### Information given

======

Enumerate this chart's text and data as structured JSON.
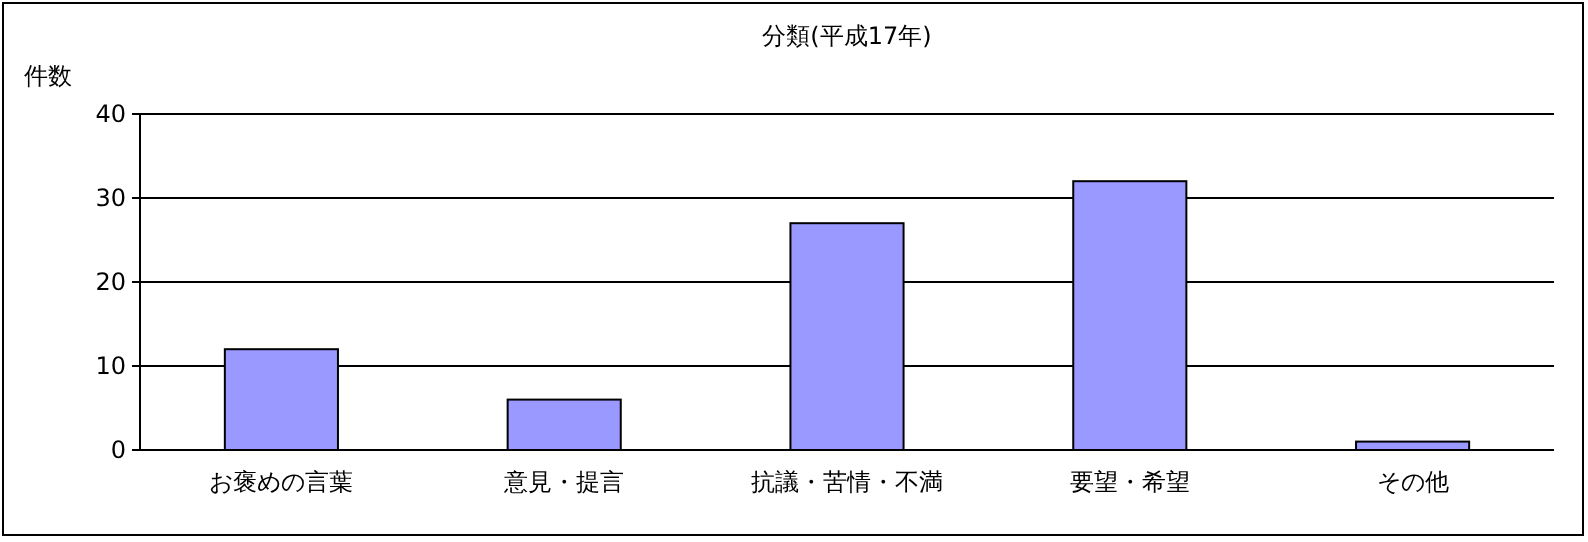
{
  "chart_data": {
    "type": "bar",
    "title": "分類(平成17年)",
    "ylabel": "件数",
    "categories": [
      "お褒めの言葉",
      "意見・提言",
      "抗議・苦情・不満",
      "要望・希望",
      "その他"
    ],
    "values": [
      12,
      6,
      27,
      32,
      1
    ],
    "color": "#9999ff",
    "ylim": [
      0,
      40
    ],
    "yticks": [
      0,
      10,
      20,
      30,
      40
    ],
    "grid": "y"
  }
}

======

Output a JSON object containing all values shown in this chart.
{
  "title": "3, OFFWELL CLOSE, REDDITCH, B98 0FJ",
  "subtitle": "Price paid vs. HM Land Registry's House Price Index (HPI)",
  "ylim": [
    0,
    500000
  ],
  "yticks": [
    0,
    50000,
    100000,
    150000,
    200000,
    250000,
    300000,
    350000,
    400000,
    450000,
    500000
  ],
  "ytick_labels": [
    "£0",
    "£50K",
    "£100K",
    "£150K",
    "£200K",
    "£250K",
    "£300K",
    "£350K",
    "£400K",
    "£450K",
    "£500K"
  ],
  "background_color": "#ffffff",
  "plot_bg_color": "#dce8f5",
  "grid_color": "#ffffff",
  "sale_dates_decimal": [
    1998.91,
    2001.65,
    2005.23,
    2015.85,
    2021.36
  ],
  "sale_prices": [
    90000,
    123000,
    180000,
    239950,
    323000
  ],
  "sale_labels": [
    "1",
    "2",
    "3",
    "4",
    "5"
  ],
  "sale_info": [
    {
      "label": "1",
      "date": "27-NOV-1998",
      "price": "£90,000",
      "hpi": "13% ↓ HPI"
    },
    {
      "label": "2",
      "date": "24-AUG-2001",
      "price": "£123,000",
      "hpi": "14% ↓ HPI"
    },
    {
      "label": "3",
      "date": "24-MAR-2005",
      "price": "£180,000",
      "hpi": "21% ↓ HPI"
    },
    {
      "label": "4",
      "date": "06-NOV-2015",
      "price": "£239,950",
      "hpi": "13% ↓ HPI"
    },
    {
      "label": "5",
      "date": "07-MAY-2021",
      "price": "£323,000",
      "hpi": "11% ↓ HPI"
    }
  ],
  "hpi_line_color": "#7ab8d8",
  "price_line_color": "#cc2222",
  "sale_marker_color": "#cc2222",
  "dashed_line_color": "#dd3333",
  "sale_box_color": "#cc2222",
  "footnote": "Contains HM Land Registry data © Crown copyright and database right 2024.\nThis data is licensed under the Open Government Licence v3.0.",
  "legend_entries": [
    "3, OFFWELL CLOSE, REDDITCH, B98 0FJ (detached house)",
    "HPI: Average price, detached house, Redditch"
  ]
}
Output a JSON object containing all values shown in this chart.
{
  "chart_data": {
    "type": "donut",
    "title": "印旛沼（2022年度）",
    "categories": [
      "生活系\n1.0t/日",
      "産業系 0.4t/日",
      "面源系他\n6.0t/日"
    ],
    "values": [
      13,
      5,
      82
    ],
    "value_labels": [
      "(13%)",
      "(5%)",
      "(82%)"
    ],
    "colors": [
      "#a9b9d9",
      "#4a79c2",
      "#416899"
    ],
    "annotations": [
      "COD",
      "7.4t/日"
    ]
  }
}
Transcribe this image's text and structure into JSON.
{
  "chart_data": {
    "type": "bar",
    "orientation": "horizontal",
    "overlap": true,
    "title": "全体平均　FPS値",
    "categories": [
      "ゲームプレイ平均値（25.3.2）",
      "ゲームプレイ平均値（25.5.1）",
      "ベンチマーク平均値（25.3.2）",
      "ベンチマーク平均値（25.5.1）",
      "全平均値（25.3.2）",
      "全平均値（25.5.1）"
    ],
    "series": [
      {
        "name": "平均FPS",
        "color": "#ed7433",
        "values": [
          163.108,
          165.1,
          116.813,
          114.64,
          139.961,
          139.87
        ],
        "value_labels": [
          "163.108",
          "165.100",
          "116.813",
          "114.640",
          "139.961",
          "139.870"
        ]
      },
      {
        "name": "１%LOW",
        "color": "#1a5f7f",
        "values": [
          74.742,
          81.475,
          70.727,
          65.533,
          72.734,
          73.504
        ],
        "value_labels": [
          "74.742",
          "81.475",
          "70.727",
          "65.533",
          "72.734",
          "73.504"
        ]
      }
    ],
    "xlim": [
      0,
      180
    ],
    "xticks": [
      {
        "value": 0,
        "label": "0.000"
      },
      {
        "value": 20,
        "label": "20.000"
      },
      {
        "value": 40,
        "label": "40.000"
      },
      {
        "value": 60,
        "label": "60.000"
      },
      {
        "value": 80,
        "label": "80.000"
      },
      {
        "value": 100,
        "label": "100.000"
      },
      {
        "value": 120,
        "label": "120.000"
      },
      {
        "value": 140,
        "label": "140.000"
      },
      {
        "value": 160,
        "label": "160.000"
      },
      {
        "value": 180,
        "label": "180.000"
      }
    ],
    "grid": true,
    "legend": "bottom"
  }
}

======

### Task to carry out
Show every line of the listing in which the string "OFFWELL" can be found.

### Task result
  "title": "3, OFFWELL CLOSE, REDDITCH, B98 0FJ",
    "3, OFFWELL CLOSE, REDDITCH, B98 0FJ (detached house)",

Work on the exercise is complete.